* EXCERTO DO TEXTO
• • • •

Y
16|FEVEREIRO|2001
música|capa
“Standards”,
o novo álbum dos Tortoise, encena a América como uma aberração conceptual.
Local de observação: Chicago. Para agitar a bandeira do “day after”. Das
eleições presidenciais e do pós-rock.
América num ringue de box
A
história dos Tortoise é a história de um grupo em permanente ebulição. Se em
“Millions now Living Will never Die”, por muitos considerado uma das
obras-primas do pós-rock, rótulo que eles próprios ajudaram a criar, com a
convicção íntima de que o rock era algo de insuficiente, até ao novo
“Standards”, passando pelo “puzzle” eternamente insolúvel que é “TNT”, os
Tortoise têm questionado e posto à prova conceitos como os de improvisação e
música programática, “live electronics” e alquimia de computação, síntese e
citação, entrando finalmente, e como uma intuição, nos domínios da ideologia.
“Standards” surge pouco tempo depois
e ainda mal refeito da grande confusão eleitoral dos EUA pós-Clinton. A capa
mostra uma bandeira americana deformada por interferências vídeo e o título
deixa espaço em aberto para diversas interpretações. Os modelos do “american
way of life”, dissecados por dissertações instrumentais abstratas, constituem
desde logo um enigma que convoca ainda a memória dos standards da música de
jazz, sem que seja possível adivinhar onde se situa exatamente o alvo. Doug
McCombs, baixista do grupo, é taxativo: “Gore ou Bush? Sinto que nenhum deles
vem trazer algo de grandioso à América…”.
Chicago, cidade onde toda esta trama
se desenrola e pela qual os Tortoise se dizem afetados, tem sido de há muito
sede de múltiplas concentrações artísticas. Em Chicago a música ferve. Os
“blues” de larga tradição, o grande templo jazz da Association for the
Advancement of Creative Musicians (AACM) criado nos anos 60 e berço dos Art
Ensemble of Chicago, o boom hardcore de bandas como os Naked Raygun ou Big
Black, nos anos 80, e a insurreição do pós-rock despoletada em meados da década
passada, fizeram e fazem desta metrópole um forno de criatividade.

• • • •

* MATERIAL
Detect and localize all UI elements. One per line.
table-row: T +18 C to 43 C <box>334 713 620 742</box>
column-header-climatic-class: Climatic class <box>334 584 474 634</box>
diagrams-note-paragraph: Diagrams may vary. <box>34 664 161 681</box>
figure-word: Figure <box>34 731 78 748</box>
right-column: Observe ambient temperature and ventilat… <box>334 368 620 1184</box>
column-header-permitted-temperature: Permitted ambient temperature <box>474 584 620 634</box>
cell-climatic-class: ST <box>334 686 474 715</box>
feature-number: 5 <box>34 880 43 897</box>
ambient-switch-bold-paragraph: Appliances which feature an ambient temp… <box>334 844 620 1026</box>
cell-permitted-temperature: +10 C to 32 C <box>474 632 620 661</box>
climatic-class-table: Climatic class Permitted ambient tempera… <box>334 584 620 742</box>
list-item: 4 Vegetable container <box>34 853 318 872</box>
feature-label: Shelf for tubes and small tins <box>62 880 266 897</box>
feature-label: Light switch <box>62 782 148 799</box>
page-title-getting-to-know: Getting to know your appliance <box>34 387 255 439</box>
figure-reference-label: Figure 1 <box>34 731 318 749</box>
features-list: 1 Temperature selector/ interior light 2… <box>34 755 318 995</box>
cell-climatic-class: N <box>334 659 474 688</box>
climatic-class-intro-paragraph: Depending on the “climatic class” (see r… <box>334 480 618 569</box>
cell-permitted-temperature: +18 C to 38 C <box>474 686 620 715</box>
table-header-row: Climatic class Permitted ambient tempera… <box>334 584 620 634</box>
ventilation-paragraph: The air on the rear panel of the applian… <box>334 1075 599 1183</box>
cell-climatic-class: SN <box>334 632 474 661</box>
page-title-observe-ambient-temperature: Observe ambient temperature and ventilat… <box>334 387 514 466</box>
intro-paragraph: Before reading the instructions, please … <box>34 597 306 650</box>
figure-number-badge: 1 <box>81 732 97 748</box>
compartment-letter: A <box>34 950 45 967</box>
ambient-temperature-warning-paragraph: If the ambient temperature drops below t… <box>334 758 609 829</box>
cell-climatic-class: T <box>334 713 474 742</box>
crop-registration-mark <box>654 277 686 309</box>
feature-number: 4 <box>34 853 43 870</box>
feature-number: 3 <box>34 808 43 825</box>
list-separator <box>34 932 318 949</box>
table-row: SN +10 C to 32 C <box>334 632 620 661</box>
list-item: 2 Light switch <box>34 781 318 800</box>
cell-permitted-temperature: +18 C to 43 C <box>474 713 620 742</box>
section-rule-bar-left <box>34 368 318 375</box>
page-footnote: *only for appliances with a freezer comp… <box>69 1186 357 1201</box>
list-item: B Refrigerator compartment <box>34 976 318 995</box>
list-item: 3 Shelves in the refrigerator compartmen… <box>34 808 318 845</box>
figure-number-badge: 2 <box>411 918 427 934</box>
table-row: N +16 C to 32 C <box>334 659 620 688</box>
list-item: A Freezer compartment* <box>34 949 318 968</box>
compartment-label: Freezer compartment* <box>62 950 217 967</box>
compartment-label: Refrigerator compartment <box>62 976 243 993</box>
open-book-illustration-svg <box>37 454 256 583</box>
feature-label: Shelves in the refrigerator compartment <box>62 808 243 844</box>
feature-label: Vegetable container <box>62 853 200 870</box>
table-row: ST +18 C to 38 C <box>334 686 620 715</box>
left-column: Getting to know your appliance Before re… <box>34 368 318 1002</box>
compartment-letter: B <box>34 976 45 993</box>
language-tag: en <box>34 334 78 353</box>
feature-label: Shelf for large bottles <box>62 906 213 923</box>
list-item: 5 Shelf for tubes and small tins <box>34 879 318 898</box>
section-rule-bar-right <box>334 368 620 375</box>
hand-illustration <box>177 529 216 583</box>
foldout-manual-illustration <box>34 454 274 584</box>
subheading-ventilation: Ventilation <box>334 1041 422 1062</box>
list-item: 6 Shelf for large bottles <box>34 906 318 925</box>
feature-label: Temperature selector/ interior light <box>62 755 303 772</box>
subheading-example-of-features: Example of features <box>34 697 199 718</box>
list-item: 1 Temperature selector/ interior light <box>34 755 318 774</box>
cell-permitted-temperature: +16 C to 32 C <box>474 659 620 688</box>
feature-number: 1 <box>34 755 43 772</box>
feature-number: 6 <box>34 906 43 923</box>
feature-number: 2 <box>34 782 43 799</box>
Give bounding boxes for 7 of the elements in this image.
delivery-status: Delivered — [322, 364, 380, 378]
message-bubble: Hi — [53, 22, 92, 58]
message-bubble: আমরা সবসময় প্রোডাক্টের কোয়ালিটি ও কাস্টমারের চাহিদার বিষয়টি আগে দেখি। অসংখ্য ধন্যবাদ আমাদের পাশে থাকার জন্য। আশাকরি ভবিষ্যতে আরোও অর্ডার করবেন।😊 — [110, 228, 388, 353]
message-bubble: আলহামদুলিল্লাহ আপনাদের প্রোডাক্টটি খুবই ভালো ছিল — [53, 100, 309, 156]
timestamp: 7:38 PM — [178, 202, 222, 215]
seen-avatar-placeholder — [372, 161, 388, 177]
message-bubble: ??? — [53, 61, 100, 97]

• • • •

* REQUISITOS DAS TAREFAS
(1) Segundo o excerto do texto, que função tem Doug McCombs nos Tortoise?
(2) No excerto do texto, reescreve em forma de lista o parágrafo que começa por "Chicago, cidade onde toda esta trama", mantendo os factos principais.
(3) Reproduz, sem alterações, o trecho do excerto do texto que começa nas palavras "Local de observação: Chicago." e termina depois de "domínios da ideologia.".

* RESPOSTAS POR TAREFA
(1) Doug McCombs é o baixista do grupo.

(2)
- Chicago é a cidade onde a trama se desenrola, e os Tortoise dizem-se afetados por ela.
- Há muito que é sede de múltiplas concentrações artísticas.
- Contribuíram para isso:
  - os blues de larga tradição;
  - a Association for the Advancement of Creative Musicians (AACM), criada nos anos 60 e berço dos Art Ensemble of Chicago;
  - o boom hardcore dos anos 80, com bandas como os Naked Raygun ou Big Black;
  - a insurreição do pós-rock, em meados da década passada.
- Estes movimentos fizeram e fazem da metrópole um forno de criatividade.

(3)
Local de observação: Chicago. Para agitar a bandeira do “day after”. Das
eleições presidenciais e do pós-rock.
América num ringue de box
A
história dos Tortoise é a história de um grupo em permanente ebulição. Se em
“Millions now Living Will never Die”, por muitos considerado uma das
obras-primas do pós-rock, rótulo que eles próprios ajudaram a criar, com a
convicção íntima de que o rock era algo de insuficiente, até ao novo
“Standards”, passando pelo “puzzle” eternamente insolúvel que é “TNT”, os
Tortoise têm questionado e posto à prova conceitos como os de improvisação e
música programática, “live electronics” e alquimia de computação, síntese e
citação, entrando finalmente, e como uma intuição, nos domínios da ideologia.